Entries from a data source
☆ ☆ ☆ ☆

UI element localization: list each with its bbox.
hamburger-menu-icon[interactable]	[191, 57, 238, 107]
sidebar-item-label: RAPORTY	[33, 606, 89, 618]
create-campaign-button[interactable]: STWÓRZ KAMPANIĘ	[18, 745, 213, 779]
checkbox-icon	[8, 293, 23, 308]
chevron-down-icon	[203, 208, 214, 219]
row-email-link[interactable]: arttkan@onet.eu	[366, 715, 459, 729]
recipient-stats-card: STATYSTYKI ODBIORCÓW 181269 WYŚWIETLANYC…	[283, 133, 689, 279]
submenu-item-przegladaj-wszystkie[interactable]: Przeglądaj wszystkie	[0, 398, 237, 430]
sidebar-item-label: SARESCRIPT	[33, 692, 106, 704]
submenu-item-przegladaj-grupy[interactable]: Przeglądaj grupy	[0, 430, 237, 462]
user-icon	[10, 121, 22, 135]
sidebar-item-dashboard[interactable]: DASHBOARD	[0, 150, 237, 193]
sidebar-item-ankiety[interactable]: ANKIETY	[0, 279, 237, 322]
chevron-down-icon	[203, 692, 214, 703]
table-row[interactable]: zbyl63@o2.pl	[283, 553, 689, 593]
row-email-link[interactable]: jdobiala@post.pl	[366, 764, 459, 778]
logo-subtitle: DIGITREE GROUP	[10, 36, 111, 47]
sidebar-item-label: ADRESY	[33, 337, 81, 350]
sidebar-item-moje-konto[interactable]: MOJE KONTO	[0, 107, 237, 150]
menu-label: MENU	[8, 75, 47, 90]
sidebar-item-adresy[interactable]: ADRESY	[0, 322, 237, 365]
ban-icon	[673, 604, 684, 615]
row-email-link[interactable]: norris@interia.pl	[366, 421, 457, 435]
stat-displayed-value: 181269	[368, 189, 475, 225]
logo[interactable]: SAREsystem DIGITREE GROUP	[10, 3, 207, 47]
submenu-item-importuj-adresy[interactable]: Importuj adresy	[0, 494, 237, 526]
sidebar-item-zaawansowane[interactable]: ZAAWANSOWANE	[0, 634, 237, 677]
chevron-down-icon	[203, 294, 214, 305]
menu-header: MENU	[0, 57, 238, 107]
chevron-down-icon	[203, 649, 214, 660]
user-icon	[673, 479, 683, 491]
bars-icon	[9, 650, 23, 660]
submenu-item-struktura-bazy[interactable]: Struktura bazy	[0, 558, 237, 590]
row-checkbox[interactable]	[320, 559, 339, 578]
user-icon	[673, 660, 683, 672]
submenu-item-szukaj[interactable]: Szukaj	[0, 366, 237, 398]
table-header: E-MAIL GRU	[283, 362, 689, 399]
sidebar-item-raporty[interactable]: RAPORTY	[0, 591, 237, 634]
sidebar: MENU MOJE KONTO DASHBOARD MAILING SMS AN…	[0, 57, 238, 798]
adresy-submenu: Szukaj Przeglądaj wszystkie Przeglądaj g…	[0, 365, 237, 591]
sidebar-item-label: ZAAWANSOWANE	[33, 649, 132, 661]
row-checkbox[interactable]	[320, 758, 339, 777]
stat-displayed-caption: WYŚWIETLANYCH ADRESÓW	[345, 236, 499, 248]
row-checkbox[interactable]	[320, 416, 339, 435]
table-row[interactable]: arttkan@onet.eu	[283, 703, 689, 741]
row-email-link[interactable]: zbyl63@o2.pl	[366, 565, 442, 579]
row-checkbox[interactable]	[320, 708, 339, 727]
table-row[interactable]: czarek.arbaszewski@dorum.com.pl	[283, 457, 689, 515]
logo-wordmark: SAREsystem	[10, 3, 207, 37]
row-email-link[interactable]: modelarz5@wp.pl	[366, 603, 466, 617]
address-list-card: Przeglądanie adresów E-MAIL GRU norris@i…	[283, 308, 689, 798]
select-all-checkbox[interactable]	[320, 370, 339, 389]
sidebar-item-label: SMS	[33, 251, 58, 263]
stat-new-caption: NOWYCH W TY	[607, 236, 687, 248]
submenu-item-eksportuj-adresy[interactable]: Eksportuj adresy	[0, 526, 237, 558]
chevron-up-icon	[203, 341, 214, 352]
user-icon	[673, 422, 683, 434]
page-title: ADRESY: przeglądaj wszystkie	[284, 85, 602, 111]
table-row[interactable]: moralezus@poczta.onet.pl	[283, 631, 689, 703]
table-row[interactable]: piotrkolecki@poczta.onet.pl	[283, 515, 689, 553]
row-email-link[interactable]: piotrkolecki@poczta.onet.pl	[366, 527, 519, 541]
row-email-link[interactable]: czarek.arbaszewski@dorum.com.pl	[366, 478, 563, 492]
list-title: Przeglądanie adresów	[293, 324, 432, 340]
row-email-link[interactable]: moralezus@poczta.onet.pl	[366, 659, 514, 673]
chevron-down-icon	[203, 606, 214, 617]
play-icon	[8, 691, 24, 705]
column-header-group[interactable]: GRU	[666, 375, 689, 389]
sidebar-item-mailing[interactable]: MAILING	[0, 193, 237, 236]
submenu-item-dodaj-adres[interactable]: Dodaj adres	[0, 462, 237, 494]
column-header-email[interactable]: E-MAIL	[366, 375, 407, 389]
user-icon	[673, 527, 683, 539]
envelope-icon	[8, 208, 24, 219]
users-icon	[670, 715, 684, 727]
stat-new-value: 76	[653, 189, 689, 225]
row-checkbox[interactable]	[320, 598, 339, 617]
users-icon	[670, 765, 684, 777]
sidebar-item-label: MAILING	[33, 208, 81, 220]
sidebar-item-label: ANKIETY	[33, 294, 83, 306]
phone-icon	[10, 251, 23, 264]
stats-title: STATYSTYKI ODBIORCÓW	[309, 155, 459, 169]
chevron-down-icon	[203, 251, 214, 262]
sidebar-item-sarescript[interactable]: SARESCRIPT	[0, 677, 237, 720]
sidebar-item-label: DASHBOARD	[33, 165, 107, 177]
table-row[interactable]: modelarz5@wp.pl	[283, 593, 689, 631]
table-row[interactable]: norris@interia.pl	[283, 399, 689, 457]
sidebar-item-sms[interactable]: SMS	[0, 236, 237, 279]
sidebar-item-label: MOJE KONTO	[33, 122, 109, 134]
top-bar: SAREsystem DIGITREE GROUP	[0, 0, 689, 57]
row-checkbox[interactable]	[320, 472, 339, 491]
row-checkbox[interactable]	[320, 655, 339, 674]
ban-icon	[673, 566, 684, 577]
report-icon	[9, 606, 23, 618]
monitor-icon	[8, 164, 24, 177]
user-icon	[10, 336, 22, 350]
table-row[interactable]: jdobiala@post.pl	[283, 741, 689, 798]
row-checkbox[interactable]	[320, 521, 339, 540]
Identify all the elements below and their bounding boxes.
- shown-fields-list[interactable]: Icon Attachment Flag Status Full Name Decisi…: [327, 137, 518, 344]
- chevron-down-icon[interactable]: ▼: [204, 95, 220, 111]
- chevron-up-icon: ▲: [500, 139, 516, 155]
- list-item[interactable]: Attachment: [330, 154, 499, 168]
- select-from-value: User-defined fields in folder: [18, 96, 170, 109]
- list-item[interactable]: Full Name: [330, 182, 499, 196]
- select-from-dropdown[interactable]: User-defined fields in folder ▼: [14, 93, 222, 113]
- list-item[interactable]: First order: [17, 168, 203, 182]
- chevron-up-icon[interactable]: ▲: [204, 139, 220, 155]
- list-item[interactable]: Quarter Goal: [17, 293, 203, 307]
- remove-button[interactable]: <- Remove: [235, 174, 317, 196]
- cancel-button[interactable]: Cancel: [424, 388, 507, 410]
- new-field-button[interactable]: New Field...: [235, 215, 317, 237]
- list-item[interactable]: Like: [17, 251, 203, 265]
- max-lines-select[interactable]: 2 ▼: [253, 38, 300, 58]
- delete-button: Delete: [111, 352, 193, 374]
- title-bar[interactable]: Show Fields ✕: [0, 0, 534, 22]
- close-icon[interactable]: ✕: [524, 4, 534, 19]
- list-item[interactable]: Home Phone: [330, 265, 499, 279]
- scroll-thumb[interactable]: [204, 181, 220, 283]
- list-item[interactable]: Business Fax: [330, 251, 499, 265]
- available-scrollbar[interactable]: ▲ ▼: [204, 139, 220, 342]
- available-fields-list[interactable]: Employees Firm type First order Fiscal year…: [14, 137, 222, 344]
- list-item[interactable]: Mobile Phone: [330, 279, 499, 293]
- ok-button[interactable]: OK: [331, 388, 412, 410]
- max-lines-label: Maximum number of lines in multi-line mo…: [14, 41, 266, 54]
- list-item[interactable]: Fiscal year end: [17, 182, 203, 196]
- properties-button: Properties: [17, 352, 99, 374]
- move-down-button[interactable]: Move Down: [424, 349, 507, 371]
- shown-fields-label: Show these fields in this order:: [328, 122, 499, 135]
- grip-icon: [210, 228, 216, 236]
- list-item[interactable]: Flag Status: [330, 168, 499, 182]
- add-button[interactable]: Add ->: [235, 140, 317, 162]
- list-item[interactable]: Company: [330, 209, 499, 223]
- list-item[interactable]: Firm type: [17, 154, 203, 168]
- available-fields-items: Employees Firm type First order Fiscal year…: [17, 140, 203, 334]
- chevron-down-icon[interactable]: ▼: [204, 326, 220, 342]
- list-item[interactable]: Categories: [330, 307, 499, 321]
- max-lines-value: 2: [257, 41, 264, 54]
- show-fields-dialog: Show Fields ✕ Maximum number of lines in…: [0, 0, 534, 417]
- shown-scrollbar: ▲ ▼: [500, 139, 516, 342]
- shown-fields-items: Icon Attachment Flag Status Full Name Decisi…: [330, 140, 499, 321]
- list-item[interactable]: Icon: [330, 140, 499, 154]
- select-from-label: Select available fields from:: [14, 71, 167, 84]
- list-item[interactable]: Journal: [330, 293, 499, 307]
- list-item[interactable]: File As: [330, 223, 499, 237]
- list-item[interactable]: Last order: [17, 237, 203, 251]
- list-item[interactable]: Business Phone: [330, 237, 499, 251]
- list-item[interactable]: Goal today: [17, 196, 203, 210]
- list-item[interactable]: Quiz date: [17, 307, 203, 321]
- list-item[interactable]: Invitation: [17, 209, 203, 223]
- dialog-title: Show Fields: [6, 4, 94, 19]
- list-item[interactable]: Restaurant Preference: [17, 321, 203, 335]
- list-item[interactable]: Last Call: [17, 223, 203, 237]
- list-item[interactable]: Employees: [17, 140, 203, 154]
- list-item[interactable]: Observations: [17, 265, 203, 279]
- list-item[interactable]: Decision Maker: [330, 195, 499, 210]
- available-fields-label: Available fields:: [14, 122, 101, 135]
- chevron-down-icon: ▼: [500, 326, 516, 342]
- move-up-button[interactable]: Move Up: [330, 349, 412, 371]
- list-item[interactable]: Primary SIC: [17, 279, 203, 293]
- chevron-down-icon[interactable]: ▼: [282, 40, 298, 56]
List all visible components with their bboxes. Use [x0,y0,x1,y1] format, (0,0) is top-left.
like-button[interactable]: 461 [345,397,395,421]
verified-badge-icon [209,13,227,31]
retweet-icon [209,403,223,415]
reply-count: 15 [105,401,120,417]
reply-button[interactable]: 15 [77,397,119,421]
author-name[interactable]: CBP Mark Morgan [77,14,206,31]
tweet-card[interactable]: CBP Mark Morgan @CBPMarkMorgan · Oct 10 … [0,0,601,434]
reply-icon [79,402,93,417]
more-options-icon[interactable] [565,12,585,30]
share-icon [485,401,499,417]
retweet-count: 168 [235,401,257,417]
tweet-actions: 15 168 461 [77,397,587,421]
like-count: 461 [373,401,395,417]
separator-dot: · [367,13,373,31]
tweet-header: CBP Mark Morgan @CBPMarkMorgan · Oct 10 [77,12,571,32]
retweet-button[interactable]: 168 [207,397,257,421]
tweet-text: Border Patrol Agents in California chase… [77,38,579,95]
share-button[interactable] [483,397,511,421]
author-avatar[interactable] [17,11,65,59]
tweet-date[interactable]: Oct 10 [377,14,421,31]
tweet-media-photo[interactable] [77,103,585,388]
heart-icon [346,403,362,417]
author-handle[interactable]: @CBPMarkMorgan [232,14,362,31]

☆ ☆ ☆ ☆

## What is asked
Give the stretch from the start of the entries through the line that contains "692, 106, 704]" as a numbered list, omitting any blank lines.

## The completed task
1. UI element localization: list each with its bbox.
2. hamburger-menu-icon[interactable]	[191, 57, 238, 107]
3. sidebar-item-label: RAPORTY	[33, 606, 89, 618]
4. create-campaign-button[interactable]: STWÓRZ KAMPANIĘ	[18, 745, 213, 779]
5. checkbox-icon	[8, 293, 23, 308]
6. chevron-down-icon	[203, 208, 214, 219]
7. row-email-link[interactable]: arttkan@onet.eu	[366, 715, 459, 729]
8. recipient-stats-card: STATYSTYKI ODBIORCÓW 181269 WYŚWIETLANYC…	[283, 133, 689, 279]
9. submenu-item-przegladaj-wszystkie[interactable]: Przeglądaj wszystkie	[0, 398, 237, 430]
10. sidebar-item-label: SARESCRIPT	[33, 692, 106, 704]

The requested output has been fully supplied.